[WHAT YOU SHOULD DO]
Gather all lines in the entries below that include the word "would".

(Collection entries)
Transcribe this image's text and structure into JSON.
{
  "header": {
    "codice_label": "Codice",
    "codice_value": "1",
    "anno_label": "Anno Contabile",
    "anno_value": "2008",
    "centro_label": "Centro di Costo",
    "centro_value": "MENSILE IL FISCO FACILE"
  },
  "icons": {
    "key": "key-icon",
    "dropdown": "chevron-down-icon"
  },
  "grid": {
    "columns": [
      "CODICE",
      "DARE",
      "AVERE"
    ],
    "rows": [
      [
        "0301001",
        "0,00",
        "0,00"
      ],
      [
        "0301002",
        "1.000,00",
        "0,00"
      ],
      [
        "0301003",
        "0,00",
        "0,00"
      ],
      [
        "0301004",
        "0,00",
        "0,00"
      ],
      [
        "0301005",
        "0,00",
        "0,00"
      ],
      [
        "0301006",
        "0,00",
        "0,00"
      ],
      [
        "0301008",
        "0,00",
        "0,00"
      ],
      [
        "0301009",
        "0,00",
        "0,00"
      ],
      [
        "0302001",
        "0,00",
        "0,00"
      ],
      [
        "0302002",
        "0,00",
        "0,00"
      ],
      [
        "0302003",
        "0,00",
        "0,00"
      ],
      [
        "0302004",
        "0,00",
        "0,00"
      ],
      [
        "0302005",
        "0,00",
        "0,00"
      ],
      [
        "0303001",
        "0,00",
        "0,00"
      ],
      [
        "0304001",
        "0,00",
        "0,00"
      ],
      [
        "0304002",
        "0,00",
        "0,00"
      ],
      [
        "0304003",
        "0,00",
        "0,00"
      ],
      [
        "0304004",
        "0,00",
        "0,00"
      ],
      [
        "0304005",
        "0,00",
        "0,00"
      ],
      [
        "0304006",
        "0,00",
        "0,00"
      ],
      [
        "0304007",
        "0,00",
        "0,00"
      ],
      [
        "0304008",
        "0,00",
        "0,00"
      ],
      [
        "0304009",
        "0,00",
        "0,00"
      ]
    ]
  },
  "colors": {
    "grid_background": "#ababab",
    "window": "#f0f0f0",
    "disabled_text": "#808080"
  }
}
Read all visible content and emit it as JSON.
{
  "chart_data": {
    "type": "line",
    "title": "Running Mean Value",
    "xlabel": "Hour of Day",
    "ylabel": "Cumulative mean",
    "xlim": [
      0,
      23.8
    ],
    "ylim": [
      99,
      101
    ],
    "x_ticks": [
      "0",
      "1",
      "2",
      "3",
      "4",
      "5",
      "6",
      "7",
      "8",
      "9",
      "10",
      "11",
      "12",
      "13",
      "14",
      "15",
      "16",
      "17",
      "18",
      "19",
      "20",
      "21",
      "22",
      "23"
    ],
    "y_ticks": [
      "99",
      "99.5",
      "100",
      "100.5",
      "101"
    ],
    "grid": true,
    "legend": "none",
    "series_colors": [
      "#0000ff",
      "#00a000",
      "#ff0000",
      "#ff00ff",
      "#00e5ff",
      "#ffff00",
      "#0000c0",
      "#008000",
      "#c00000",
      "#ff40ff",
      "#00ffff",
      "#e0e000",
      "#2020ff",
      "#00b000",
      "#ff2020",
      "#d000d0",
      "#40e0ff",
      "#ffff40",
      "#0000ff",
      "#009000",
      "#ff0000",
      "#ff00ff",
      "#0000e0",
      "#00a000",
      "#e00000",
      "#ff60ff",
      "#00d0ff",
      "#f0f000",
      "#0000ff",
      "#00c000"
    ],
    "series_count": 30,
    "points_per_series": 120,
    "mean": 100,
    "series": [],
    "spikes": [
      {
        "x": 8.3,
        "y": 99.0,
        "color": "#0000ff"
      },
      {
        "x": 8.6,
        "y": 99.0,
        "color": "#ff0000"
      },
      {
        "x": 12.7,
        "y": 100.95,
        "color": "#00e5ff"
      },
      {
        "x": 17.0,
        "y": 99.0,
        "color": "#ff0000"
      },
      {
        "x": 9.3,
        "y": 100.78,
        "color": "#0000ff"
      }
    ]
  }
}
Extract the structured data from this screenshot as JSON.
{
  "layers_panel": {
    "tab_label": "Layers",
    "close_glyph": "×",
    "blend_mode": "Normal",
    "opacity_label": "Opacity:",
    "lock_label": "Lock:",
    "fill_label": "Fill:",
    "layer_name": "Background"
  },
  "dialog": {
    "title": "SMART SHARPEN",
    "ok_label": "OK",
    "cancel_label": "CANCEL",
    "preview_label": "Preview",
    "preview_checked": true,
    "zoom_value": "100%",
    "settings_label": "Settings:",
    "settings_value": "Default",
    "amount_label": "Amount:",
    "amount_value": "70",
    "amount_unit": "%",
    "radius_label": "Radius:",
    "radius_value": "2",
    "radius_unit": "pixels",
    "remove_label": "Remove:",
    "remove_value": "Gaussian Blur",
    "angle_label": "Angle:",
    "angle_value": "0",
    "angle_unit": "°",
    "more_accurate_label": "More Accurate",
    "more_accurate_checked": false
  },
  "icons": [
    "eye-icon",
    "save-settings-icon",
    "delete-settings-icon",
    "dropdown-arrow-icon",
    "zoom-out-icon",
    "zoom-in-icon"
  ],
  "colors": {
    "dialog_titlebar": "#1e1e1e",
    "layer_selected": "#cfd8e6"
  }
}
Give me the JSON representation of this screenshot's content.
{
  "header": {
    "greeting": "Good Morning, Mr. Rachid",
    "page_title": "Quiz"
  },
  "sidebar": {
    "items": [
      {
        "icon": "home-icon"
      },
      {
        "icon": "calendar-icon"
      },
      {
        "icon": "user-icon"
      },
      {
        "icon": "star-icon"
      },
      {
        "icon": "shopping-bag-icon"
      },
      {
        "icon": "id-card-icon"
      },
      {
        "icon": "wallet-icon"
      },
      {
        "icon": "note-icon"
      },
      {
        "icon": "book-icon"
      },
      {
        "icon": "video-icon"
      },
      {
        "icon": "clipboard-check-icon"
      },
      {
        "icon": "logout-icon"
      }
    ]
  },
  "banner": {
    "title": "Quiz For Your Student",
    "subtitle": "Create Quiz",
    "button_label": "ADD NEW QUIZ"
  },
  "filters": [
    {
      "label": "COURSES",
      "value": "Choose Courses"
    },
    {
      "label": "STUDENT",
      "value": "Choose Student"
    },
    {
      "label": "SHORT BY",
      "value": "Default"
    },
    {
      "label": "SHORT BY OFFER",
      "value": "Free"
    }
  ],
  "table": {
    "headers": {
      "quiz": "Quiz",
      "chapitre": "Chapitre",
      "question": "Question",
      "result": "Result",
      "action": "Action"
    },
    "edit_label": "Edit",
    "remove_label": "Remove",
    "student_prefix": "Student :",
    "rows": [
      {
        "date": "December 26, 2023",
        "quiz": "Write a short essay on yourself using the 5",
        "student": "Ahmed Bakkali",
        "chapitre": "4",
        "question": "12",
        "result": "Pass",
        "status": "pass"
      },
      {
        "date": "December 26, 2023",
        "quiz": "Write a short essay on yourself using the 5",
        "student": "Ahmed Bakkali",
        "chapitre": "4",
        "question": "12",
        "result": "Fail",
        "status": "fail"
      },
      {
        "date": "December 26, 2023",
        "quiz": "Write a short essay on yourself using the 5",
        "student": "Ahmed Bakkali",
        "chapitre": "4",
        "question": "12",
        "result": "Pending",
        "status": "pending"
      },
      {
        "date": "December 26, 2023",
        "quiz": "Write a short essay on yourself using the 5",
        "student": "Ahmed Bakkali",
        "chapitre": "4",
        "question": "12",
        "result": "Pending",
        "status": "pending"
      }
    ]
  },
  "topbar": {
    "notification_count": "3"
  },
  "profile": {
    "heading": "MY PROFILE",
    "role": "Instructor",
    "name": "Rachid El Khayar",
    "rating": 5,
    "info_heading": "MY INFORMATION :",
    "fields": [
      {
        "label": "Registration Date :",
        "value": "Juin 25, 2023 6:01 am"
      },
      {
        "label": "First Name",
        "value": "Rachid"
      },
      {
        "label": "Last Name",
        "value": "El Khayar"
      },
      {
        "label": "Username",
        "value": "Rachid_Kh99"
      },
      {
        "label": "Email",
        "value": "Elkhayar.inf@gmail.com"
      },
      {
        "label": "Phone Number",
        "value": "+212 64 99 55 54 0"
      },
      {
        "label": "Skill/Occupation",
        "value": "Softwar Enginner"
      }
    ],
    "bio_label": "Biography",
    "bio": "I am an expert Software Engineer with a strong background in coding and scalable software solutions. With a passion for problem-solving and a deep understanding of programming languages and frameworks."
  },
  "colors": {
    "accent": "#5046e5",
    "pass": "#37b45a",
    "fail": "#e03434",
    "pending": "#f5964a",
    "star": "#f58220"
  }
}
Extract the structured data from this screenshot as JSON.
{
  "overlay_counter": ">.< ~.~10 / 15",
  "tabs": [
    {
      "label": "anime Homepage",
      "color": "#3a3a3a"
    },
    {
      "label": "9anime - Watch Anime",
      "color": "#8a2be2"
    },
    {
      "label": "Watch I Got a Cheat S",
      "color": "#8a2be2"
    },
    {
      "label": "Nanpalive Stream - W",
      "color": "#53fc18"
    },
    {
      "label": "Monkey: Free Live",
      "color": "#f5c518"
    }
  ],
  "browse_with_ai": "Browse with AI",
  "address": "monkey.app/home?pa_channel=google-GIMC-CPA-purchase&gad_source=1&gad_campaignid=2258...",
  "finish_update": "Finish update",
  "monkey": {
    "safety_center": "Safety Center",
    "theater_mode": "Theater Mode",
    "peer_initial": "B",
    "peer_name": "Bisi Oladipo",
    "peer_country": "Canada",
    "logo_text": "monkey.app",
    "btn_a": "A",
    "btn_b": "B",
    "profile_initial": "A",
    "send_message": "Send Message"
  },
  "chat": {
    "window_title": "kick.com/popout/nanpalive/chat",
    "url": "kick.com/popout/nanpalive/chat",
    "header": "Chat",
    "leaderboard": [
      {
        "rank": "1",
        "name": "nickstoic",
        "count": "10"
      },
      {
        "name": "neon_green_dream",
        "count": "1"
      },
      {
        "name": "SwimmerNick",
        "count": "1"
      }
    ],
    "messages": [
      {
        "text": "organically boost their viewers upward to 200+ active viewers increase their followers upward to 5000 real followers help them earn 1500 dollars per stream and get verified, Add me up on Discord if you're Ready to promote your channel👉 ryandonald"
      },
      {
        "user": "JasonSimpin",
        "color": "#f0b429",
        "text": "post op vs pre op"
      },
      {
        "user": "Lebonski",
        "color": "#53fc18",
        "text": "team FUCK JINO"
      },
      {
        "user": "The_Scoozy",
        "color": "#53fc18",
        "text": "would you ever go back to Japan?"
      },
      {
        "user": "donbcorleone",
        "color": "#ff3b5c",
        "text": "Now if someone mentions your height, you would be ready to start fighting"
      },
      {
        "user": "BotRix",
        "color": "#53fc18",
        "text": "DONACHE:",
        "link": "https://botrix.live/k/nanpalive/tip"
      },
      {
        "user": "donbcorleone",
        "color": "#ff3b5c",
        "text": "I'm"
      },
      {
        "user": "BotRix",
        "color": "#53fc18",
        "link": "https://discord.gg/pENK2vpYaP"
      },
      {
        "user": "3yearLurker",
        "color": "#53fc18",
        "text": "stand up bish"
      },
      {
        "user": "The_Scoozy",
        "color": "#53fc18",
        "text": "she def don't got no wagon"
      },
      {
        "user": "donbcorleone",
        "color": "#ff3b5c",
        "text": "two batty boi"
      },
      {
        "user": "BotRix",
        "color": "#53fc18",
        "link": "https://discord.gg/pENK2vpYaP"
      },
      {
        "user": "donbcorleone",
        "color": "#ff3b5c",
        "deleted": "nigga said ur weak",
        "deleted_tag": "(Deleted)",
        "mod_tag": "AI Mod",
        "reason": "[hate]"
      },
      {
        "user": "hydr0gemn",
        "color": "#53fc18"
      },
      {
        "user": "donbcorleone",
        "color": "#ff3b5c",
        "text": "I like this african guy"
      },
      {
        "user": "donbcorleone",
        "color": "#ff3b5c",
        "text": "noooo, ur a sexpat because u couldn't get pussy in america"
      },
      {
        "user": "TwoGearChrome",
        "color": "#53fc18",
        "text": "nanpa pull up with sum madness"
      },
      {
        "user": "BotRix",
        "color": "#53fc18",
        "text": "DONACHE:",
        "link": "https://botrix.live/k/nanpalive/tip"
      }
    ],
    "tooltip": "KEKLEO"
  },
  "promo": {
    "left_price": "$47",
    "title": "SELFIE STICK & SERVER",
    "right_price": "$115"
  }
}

[WRITTEN REPLY]
        "text": "would you ever go back to Japan?"
        "text": "Now if someone mentions your height, you would be ready to start fighting"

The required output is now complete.